» PROBLEM
Using the records below, give the number of lines where the word "weight" appears, with no further output.

» STORED DATA
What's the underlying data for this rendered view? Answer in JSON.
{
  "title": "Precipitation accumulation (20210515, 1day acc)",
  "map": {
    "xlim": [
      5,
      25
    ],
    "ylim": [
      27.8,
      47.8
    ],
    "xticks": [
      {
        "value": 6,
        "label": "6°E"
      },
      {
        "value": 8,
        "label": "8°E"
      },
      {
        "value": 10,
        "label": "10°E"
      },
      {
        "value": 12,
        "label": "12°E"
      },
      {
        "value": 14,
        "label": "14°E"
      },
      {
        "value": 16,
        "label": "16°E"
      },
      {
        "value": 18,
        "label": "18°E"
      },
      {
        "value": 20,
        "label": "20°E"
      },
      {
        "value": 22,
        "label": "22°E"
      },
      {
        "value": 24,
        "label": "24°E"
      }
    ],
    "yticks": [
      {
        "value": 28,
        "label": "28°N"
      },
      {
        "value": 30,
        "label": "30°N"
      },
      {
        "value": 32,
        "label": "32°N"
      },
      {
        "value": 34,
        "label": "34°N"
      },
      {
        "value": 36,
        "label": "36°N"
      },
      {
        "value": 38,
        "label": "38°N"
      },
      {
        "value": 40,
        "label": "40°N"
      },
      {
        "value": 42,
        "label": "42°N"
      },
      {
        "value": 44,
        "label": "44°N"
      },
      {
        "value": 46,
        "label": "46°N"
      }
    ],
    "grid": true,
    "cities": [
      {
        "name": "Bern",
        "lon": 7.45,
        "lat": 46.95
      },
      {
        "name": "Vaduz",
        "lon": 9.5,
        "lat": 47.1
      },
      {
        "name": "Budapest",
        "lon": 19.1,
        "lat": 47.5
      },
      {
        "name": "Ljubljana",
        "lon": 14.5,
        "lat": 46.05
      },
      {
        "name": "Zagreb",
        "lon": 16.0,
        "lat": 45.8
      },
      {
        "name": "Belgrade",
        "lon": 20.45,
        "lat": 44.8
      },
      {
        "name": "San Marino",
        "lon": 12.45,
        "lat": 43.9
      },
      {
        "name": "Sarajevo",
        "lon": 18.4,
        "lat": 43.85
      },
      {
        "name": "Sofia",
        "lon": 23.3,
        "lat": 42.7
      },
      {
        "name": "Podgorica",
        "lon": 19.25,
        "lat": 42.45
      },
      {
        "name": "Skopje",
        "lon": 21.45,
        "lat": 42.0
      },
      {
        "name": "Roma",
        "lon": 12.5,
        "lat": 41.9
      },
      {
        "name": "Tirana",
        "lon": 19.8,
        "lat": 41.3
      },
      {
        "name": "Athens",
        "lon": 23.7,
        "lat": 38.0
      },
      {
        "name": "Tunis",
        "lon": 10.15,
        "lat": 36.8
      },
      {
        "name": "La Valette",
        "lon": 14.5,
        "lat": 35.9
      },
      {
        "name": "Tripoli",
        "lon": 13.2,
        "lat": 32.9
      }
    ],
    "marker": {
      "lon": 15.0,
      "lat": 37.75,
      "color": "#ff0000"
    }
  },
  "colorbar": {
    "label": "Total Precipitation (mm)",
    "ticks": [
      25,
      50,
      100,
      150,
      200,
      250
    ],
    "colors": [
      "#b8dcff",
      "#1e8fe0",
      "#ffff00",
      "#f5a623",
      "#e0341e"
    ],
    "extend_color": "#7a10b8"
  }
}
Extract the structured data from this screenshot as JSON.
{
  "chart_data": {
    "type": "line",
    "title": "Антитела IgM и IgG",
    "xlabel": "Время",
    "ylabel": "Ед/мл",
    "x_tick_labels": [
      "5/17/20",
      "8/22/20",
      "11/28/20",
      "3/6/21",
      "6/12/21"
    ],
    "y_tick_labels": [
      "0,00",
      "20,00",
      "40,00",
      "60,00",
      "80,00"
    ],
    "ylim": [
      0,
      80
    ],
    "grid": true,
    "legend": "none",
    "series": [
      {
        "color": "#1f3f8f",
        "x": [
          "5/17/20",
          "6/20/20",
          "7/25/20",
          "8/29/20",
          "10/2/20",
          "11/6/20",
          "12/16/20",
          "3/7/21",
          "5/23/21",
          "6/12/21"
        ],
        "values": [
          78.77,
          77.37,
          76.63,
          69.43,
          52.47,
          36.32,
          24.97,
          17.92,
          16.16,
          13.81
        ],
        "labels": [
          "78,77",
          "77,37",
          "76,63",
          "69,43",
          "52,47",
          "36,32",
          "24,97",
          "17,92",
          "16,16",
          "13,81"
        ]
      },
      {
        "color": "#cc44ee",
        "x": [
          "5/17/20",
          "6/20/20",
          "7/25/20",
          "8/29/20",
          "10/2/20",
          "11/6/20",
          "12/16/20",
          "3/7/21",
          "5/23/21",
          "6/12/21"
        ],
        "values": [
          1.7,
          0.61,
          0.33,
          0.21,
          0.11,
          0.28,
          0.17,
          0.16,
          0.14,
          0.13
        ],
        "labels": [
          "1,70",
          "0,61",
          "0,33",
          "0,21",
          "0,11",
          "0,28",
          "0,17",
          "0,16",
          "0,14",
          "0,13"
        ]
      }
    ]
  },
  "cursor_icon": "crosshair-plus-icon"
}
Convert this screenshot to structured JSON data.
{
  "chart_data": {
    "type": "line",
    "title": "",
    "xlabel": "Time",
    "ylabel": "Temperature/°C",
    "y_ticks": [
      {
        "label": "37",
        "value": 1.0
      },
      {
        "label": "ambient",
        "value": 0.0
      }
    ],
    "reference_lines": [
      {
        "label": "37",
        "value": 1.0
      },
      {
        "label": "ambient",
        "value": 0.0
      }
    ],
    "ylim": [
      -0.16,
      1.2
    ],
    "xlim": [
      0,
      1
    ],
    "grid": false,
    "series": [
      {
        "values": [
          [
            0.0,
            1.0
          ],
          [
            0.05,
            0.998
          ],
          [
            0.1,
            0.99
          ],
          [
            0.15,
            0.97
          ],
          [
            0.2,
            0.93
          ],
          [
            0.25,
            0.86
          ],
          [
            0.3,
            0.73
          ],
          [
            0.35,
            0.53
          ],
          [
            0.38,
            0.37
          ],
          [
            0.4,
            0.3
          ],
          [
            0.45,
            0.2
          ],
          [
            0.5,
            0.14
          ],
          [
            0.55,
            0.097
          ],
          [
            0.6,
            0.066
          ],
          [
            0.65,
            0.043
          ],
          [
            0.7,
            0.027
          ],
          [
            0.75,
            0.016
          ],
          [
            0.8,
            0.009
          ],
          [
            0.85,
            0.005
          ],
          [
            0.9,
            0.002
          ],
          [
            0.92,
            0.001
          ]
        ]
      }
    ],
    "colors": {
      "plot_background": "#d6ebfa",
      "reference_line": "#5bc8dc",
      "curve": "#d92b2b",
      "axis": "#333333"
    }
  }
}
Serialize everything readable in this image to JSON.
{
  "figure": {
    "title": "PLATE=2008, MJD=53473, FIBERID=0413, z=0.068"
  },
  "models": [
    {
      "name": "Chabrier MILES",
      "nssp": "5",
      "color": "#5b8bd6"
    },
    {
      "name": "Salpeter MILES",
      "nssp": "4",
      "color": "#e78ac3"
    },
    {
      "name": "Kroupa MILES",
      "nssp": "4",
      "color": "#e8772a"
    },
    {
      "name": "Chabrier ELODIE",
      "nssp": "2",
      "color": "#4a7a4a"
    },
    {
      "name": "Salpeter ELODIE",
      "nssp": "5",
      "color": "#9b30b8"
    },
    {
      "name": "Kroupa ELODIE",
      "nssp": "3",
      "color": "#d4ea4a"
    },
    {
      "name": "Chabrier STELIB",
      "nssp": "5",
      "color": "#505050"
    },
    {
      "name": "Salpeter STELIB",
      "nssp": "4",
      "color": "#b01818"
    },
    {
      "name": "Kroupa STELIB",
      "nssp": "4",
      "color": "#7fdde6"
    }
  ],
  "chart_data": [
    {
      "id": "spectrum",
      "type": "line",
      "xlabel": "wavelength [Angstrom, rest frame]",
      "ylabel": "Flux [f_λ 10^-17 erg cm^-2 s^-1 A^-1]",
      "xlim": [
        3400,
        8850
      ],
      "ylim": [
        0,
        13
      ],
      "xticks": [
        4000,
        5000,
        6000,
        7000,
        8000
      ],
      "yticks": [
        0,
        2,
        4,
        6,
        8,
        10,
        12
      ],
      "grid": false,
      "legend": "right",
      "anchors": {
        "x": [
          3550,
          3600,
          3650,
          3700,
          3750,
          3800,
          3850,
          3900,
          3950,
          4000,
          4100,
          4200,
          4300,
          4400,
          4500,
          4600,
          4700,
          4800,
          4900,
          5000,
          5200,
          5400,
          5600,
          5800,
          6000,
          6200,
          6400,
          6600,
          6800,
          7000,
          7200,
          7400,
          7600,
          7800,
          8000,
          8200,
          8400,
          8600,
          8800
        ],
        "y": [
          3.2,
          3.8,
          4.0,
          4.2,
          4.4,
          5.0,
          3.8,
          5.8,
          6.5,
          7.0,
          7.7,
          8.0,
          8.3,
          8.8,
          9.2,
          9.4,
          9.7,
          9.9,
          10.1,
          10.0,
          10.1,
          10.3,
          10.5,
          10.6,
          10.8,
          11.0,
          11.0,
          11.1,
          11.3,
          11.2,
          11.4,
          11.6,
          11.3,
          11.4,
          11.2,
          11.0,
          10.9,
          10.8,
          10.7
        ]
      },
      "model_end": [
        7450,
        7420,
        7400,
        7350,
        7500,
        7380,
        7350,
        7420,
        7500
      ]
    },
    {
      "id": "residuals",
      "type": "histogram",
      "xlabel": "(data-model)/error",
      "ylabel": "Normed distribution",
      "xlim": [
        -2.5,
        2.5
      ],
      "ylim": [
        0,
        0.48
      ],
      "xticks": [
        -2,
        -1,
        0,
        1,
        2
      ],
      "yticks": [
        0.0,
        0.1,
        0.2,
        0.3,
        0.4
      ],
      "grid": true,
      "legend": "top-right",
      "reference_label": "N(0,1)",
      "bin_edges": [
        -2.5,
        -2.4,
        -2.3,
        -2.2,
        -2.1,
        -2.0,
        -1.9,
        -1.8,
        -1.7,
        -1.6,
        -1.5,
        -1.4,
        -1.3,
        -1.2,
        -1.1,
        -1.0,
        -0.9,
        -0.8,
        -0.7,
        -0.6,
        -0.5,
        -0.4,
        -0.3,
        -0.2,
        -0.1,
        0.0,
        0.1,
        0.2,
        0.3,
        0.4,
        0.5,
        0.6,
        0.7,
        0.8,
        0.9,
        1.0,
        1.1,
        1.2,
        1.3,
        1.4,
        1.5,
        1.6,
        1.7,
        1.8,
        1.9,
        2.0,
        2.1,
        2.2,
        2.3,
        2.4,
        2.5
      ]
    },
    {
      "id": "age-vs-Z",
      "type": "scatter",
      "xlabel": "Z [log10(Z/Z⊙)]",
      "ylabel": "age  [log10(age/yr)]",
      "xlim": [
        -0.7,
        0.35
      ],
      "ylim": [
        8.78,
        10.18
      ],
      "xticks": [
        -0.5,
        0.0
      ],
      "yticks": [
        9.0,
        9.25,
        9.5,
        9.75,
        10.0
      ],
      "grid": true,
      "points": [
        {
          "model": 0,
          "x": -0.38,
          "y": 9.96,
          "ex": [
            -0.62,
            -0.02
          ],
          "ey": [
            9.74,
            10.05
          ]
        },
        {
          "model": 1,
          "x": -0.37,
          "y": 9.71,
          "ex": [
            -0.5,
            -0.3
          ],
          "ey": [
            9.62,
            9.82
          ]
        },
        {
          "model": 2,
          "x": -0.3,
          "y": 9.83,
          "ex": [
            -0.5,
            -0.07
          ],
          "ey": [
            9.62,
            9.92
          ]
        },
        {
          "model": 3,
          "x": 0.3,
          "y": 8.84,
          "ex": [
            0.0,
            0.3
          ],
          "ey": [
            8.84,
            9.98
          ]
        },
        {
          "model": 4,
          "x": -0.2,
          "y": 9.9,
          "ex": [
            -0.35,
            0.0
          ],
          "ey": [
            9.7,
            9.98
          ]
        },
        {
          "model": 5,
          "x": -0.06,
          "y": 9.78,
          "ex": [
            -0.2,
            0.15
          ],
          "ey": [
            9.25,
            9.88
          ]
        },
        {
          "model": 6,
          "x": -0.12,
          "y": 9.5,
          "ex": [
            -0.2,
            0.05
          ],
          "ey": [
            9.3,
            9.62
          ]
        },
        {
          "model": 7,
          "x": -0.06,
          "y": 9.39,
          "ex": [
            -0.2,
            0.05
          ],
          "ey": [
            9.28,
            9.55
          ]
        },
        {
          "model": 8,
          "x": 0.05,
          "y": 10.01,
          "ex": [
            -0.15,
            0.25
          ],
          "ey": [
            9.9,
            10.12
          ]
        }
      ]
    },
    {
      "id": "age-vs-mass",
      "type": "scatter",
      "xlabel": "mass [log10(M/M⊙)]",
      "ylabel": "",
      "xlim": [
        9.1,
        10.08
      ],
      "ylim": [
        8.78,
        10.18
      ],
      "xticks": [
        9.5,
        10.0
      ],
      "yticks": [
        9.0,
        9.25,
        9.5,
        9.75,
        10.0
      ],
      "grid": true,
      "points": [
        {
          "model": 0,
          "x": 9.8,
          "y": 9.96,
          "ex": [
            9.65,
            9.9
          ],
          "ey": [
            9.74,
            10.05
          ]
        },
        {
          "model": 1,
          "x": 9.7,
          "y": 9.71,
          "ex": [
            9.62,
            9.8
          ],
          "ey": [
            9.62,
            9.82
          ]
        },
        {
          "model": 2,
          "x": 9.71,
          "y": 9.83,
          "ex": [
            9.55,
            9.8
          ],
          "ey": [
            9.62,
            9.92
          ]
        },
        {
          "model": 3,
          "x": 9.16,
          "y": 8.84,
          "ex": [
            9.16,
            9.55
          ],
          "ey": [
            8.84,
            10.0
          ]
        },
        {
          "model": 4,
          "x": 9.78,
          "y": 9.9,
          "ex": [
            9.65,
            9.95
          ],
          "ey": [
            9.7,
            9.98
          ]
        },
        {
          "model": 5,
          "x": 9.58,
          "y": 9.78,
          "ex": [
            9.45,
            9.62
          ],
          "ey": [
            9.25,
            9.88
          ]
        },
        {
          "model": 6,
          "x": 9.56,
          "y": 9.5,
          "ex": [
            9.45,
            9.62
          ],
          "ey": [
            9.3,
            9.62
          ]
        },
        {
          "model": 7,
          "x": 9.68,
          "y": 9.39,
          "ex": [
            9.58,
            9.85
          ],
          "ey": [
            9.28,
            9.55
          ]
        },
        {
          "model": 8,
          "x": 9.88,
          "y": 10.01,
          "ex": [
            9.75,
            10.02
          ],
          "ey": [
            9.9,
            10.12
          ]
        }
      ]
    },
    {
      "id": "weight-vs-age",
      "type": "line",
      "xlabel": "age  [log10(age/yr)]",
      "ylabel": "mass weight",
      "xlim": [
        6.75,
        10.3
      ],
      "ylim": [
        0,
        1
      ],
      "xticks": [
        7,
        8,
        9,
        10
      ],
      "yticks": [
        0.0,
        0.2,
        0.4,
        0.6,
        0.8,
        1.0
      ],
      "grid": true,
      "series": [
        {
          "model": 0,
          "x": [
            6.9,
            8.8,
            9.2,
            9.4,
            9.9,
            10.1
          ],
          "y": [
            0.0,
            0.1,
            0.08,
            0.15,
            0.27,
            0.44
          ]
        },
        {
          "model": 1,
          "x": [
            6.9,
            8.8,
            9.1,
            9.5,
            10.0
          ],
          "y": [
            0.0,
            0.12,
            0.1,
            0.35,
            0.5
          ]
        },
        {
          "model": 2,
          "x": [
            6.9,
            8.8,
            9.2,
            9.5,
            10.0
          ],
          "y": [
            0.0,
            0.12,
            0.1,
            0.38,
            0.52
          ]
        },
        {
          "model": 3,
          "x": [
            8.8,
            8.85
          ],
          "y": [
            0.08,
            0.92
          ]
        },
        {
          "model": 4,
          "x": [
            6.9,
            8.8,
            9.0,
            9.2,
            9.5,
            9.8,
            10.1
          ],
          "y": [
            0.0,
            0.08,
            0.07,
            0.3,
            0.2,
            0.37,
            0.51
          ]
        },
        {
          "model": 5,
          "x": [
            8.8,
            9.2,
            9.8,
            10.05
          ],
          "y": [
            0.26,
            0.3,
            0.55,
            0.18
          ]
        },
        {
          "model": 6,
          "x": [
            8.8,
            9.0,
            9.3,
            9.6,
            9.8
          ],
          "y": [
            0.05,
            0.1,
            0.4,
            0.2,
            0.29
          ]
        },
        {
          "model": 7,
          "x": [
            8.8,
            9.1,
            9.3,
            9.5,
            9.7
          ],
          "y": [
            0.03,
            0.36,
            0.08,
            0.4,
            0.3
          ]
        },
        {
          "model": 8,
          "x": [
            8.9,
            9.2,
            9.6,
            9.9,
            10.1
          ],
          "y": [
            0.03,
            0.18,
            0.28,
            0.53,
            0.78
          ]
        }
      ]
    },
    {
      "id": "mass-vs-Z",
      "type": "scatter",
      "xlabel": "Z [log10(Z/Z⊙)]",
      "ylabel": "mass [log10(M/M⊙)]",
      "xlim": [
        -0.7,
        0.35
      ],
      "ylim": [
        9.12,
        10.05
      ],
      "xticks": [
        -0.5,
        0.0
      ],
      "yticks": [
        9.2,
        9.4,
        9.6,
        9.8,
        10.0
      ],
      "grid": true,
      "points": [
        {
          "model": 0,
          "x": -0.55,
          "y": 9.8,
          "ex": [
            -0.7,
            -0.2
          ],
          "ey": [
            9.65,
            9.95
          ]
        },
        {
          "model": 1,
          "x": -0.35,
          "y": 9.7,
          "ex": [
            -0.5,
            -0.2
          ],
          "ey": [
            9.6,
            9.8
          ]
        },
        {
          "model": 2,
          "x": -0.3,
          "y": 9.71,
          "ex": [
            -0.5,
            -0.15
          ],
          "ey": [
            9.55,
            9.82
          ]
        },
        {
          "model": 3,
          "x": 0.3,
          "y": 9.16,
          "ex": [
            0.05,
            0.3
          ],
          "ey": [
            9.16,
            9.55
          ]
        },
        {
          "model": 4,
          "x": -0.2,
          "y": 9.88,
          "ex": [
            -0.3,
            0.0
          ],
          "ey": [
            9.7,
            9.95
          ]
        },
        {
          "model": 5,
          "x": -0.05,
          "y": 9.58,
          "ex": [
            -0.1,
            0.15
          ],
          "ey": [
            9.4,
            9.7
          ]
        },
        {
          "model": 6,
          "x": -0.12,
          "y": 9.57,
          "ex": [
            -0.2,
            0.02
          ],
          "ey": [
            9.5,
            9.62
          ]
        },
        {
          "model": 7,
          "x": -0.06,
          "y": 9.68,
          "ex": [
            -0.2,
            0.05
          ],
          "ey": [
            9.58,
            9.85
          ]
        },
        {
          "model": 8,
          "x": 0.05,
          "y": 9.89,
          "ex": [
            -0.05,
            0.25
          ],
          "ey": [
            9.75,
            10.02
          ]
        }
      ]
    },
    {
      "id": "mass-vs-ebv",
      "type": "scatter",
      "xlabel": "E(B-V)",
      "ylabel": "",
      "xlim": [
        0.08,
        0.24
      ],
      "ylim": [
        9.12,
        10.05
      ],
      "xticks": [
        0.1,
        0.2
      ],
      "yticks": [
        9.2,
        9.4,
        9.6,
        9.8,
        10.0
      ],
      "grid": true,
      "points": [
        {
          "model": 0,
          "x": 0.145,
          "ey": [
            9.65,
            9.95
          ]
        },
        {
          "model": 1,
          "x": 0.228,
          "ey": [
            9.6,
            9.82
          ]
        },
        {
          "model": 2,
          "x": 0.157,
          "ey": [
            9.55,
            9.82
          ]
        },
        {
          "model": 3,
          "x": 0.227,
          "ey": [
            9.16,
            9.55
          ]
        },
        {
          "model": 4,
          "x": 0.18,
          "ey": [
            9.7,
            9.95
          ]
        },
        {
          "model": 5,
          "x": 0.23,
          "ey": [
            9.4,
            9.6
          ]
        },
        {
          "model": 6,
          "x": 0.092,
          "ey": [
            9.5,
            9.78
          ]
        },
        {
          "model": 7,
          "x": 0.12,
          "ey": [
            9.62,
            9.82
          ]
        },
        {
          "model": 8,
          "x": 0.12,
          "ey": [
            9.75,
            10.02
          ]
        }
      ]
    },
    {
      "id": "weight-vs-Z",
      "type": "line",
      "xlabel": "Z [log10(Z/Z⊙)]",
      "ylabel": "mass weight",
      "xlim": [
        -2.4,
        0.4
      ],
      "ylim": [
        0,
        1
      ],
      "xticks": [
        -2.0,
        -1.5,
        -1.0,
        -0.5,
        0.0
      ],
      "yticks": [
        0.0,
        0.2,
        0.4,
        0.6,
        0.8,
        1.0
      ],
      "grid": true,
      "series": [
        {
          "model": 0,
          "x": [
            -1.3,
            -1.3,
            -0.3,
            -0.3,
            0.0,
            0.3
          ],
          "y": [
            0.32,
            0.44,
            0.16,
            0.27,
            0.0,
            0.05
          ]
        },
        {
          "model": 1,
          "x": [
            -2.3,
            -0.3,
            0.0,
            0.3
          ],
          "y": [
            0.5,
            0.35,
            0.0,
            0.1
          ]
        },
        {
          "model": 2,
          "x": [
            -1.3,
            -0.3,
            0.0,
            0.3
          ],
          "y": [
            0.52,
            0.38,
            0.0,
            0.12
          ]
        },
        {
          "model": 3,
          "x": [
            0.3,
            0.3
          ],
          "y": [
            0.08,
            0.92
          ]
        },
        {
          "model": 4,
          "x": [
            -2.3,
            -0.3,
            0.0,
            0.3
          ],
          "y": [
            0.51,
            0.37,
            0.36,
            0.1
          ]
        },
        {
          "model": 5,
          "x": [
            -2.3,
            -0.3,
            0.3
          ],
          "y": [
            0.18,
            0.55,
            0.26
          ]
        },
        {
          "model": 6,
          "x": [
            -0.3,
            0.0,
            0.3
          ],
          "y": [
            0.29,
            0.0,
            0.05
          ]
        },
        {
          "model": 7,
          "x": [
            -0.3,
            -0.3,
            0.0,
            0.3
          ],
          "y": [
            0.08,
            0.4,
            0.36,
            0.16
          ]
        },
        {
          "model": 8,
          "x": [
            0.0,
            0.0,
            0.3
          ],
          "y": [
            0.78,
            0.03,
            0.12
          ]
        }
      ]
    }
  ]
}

» RIGHT ANSWER
4